PASSAGE SHOWN:
To
Part One
To Part Two
To Part Three
To Part Four
To Part Five
To Part Six
Stage 1: I relaunched April 29, in Tarrytown
on the Hudson, where I pulled her for a refit last August. Had
a lovely run up the Hudson, the Champlain Canal, and Lake Champlain
to Burlington VT. No problems, and no other boats either. I had
the nine 18 foot locks all to myself. I'm not sure opening and
closing massive steel gates, letting in hundreds of thousands
of gallons of water in order to raise one fifteen foot skiff eighteen
feet is a wise expenditure of the taxpayers money, but what the
hell. Have laid the boat up in Burlington, a marvelous little
city, because of the sudden onslaught of rain, snow and cold temps.
Will continue North when things warm up a bit.

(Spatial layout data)
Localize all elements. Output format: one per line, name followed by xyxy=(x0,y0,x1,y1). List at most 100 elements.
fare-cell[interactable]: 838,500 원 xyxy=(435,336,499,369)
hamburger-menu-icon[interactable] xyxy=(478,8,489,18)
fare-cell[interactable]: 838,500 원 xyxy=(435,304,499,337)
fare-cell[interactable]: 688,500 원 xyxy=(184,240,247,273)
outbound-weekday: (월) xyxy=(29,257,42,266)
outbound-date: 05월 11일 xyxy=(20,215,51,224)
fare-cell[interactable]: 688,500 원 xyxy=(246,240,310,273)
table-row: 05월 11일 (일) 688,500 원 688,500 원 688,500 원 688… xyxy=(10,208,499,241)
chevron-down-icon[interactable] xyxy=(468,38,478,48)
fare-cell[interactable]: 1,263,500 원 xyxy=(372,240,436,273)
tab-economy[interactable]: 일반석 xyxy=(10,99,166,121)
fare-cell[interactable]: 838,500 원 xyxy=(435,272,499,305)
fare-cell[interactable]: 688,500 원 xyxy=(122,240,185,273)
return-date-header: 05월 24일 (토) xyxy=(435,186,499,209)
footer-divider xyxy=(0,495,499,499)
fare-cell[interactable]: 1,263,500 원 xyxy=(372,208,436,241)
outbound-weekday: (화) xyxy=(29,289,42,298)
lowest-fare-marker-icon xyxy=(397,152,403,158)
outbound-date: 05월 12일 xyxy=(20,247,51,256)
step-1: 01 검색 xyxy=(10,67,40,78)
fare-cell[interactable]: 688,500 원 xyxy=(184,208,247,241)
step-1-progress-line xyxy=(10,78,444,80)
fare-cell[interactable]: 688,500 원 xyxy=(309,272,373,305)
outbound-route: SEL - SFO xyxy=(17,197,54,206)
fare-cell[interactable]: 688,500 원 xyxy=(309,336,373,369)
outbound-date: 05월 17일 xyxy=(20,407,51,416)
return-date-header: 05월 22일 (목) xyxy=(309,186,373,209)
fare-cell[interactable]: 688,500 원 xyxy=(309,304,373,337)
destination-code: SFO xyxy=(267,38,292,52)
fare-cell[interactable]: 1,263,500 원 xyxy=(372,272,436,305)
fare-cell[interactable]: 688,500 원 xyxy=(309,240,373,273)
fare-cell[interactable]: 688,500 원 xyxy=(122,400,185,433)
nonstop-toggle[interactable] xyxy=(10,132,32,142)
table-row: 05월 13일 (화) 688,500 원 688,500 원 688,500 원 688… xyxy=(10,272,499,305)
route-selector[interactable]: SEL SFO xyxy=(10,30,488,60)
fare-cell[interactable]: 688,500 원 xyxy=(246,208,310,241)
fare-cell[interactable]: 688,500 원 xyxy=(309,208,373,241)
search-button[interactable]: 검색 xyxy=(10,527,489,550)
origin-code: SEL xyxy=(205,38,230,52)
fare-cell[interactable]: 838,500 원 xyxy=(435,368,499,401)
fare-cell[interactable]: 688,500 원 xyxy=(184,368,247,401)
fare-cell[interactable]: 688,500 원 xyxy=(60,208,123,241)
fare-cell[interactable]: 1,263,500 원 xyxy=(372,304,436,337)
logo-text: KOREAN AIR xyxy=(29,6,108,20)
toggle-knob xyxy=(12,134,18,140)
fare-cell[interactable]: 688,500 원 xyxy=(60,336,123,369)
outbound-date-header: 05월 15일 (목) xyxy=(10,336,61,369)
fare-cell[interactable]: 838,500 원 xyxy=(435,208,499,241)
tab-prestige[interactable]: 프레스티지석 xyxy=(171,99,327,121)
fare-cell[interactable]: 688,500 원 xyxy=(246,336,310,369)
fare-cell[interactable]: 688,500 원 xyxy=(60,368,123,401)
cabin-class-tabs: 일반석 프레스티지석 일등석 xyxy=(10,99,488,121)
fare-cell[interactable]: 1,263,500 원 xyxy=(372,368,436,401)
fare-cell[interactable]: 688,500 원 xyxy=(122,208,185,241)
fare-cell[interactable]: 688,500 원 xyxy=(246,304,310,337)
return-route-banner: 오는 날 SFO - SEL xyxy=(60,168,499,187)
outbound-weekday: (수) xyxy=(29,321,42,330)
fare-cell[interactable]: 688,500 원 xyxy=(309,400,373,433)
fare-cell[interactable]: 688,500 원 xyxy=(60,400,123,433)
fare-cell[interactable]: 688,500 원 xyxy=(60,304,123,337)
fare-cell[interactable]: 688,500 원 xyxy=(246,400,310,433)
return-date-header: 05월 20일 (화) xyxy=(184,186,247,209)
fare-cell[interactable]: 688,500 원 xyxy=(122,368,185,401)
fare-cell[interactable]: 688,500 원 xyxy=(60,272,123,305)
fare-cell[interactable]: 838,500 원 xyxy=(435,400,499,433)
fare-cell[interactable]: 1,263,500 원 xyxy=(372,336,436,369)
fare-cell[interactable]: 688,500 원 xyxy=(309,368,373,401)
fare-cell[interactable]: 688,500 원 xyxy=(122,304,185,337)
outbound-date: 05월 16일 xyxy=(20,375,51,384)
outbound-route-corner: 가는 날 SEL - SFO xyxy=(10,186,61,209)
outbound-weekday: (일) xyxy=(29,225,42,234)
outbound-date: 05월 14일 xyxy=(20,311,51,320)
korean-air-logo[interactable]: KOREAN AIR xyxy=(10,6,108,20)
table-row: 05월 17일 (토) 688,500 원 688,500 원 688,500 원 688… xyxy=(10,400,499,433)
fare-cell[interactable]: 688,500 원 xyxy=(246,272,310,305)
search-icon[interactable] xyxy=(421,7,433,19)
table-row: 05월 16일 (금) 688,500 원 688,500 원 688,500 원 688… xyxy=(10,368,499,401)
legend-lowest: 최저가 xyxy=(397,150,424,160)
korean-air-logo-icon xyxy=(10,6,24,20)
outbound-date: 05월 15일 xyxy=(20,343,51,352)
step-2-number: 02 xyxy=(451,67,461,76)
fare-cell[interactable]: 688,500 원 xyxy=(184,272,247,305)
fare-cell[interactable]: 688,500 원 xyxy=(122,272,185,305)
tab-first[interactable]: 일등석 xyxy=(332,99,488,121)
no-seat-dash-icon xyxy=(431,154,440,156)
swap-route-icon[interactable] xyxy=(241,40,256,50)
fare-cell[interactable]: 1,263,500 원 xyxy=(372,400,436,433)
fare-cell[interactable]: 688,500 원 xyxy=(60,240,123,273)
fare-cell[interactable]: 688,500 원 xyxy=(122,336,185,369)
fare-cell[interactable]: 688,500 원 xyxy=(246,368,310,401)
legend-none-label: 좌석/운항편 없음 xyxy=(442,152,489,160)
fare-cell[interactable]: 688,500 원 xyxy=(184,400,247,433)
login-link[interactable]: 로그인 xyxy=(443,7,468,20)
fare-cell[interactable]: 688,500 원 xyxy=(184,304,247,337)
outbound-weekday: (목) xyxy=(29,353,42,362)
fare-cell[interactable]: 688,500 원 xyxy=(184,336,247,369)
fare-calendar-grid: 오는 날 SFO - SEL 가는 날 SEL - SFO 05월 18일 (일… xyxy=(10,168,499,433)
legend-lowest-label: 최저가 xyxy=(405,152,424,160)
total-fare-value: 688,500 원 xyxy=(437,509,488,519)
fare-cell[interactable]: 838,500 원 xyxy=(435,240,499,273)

COMPLETE THE FOLLOWING:
[1] In the sailing log, where and on what date was the boat relaunched?
[2] Continue the sailing log from the point where it stops.

OUTPUTS BY TASK:
[1] It was relaunched on April 29 in Tarrytown, on the Hudson.

[2]
|
AF4
Breve . The refit. After 3500 miles, good as
new. |
|
The route so far. |
|
I put a bid in on this, but it was rejected. |
|
Muybridge |
|
Not having a mast can be a definite advantage
at times. |
Stage 2: Had spectacularly good weather on this
leg. Almost every day was comparable to my best day on the Southbound
legs last year. With the exception of one day on Lake Champlain
where it blew 30k and had me really having to concentrate to maintain
control of the boat while surfing quartering seas, the many and
various waters gave me a smooth ride. I crossed into Canada at
the top of Lake Champlain and was astonished to find myself so
immediately back in France. Quebec is a culture rooted in the
European tradition: European architecture, European shops, European
signage (not a Wallmart, Burger King, Gap, or Dunkin Donuts in
sight). No billboards, Malls, or Big Box stores anywhere. It is
like all of Quebec is one gigantic National Park, and a good deal
of it actually is.
No English. I don't mean they prefer French; most people speak
little or no English in Quebec. Once you leave Montreal and Quebec
for Ottawa and Ontario, you experience a rather sudden shift into
English, with French coming in a poor second.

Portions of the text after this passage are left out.